Written exercise: Go through the entries below and copy each line containing the word "Ratio".

[Extracts from a graphics dataset]
..........
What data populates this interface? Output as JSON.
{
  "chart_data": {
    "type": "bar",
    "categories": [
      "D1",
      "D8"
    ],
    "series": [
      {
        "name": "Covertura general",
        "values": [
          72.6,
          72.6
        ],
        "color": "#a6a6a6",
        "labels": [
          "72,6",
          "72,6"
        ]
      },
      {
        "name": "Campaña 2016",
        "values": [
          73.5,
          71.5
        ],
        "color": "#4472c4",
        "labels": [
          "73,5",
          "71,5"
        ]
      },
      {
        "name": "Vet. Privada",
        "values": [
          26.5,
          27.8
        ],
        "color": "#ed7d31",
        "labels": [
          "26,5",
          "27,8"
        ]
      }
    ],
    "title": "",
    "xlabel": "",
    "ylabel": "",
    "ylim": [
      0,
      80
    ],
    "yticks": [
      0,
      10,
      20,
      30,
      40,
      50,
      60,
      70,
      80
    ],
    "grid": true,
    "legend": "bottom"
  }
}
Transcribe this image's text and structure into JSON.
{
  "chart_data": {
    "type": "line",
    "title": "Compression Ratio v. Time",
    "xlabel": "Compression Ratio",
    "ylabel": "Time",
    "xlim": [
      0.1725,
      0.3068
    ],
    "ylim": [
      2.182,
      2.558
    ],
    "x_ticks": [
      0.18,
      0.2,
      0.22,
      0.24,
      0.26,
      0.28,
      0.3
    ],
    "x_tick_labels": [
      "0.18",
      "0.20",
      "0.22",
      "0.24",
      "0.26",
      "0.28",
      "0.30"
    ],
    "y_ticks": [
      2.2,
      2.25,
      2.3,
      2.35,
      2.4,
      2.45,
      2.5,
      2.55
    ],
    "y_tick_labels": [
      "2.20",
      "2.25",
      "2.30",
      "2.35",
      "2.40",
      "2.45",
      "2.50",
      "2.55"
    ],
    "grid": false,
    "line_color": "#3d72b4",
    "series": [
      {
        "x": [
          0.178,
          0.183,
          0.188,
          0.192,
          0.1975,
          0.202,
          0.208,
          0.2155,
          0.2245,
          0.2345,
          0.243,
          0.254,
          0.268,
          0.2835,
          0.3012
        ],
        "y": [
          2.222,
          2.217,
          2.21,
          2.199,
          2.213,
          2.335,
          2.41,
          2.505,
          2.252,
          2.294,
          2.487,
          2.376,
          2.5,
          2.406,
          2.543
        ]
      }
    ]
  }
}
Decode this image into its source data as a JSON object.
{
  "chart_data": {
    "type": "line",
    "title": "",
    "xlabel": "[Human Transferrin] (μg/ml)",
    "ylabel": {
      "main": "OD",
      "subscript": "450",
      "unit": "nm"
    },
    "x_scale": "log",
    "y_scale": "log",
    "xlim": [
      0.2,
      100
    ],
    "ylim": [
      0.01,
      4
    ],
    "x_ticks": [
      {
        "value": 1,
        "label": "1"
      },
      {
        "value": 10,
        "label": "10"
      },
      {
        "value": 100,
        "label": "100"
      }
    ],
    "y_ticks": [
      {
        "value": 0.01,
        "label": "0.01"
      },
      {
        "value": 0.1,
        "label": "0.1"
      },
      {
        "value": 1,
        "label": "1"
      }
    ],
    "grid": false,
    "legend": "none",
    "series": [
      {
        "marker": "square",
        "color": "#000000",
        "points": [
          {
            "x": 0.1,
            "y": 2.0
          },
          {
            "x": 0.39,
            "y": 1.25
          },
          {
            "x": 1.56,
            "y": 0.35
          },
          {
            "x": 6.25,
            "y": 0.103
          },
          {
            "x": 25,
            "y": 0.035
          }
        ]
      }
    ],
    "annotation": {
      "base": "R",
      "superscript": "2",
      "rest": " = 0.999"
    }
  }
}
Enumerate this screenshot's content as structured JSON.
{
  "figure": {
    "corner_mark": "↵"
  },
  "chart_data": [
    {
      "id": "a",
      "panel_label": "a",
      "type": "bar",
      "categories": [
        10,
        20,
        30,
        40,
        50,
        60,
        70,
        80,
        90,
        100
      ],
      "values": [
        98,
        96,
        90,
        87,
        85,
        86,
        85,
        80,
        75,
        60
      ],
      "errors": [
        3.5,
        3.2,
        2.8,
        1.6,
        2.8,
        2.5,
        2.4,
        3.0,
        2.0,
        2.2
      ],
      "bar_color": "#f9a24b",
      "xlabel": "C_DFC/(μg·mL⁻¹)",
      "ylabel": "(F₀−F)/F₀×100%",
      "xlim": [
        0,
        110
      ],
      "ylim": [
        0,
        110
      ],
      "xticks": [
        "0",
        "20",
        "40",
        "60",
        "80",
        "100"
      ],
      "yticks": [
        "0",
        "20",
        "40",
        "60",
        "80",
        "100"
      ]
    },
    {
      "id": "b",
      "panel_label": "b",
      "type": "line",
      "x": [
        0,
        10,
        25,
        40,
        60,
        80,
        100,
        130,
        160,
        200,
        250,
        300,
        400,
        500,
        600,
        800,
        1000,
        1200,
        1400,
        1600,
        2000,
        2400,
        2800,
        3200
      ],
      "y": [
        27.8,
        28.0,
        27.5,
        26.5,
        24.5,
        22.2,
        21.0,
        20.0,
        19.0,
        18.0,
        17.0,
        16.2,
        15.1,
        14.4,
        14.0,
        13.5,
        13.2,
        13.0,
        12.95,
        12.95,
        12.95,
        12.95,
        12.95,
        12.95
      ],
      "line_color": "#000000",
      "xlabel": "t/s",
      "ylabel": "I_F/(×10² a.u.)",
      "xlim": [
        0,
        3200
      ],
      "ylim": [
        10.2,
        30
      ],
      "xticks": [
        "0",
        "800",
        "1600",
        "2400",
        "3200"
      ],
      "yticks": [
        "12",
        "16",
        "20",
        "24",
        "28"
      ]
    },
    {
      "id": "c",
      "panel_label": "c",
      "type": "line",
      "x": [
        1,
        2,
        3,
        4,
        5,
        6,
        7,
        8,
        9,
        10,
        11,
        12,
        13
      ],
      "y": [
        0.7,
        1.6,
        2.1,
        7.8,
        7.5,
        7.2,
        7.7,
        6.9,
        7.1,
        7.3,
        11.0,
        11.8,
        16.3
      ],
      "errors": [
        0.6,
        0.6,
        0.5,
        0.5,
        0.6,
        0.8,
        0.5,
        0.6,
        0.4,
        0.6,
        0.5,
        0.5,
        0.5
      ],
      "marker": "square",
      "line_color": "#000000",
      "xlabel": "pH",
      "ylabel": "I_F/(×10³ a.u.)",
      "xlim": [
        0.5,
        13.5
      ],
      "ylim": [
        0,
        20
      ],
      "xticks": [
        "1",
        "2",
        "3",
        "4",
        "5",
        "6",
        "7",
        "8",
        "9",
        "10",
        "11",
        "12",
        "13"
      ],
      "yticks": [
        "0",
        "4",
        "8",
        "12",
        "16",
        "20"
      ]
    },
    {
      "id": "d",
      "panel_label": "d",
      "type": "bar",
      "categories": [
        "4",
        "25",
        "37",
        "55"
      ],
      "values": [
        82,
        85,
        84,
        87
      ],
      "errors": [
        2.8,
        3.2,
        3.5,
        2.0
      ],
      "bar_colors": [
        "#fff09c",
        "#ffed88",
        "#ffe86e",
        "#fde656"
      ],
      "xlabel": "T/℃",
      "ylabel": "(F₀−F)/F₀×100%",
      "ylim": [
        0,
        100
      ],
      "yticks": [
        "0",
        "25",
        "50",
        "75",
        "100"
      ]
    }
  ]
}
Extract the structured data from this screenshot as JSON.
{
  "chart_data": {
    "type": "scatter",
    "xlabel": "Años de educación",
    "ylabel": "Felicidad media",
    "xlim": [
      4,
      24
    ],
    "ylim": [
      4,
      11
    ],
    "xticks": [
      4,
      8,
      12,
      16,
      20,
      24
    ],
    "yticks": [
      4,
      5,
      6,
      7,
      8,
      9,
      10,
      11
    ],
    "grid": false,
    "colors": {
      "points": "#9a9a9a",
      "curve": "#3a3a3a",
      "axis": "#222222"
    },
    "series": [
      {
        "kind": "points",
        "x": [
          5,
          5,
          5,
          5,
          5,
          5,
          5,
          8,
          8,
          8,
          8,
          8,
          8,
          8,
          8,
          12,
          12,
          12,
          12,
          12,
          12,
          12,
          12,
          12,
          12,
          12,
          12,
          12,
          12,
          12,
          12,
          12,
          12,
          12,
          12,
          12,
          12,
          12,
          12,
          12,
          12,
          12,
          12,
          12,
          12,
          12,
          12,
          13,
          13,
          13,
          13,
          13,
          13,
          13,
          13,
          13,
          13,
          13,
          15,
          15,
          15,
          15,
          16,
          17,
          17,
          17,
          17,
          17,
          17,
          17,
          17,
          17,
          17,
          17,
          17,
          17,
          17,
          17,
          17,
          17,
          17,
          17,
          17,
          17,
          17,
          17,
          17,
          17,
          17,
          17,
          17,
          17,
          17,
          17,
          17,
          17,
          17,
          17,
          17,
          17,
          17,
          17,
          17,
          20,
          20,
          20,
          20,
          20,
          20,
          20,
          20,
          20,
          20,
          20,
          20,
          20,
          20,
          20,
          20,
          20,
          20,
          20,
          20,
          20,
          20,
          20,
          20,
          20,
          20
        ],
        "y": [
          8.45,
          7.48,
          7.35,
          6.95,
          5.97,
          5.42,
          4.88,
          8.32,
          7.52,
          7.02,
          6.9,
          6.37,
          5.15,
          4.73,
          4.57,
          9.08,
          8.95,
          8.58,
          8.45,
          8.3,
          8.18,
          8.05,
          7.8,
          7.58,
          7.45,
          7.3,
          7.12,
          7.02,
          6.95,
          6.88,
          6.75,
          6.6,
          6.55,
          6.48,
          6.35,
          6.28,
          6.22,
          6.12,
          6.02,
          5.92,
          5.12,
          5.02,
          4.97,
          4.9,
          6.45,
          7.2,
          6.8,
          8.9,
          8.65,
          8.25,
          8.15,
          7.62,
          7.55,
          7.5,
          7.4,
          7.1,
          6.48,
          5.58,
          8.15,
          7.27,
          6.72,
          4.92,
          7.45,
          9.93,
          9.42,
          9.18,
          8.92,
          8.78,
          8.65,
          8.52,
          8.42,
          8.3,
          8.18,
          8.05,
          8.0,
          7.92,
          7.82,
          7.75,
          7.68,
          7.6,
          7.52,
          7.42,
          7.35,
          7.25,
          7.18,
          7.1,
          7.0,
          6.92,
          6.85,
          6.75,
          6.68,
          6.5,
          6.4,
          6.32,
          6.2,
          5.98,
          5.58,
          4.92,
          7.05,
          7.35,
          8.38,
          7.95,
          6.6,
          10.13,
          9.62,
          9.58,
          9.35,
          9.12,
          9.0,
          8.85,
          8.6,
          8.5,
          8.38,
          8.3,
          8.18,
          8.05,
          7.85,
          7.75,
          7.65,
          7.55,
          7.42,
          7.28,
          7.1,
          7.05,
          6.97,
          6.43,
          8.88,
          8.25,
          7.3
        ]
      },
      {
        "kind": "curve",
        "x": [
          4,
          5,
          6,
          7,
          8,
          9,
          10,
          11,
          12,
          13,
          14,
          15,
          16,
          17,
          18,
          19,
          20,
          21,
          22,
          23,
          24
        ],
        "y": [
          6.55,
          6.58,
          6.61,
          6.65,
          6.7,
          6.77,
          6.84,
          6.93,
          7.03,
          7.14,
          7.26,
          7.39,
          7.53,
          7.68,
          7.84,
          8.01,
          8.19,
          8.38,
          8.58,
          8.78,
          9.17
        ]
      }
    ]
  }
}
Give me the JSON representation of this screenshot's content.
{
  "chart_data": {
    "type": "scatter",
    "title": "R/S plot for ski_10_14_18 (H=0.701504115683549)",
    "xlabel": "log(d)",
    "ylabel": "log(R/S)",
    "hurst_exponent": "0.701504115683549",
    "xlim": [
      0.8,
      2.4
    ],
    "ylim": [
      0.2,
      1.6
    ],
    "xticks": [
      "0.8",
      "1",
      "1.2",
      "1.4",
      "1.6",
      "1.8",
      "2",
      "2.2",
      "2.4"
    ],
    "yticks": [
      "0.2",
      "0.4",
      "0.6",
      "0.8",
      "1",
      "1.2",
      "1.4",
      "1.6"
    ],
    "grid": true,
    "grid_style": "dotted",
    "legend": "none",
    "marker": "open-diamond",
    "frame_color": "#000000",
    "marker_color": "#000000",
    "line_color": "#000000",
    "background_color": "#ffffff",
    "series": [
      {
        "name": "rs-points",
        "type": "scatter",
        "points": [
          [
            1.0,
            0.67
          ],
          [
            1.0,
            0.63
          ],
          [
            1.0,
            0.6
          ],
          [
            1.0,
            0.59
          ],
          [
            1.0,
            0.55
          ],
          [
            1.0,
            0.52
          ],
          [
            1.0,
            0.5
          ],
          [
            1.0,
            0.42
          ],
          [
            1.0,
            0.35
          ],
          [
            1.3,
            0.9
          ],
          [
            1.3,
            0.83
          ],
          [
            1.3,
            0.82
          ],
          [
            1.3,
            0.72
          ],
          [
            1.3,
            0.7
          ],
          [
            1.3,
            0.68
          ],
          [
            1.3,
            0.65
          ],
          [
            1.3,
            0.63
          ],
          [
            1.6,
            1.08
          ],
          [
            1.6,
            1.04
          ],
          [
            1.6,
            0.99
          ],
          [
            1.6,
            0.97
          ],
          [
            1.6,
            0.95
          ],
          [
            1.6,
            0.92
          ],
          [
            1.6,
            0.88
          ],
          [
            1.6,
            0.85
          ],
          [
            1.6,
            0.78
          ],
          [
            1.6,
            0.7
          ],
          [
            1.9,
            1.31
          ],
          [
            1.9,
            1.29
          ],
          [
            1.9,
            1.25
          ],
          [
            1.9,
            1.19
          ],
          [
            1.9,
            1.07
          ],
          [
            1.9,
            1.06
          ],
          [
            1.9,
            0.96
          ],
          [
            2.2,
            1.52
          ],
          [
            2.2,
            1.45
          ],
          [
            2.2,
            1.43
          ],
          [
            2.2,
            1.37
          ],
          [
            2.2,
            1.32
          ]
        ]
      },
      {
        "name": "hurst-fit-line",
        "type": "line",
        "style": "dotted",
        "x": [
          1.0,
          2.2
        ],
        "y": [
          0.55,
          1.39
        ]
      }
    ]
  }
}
..........
Task answer:
    "title": "Compression Ratio v. Time",
    "xlabel": "Compression Ratio",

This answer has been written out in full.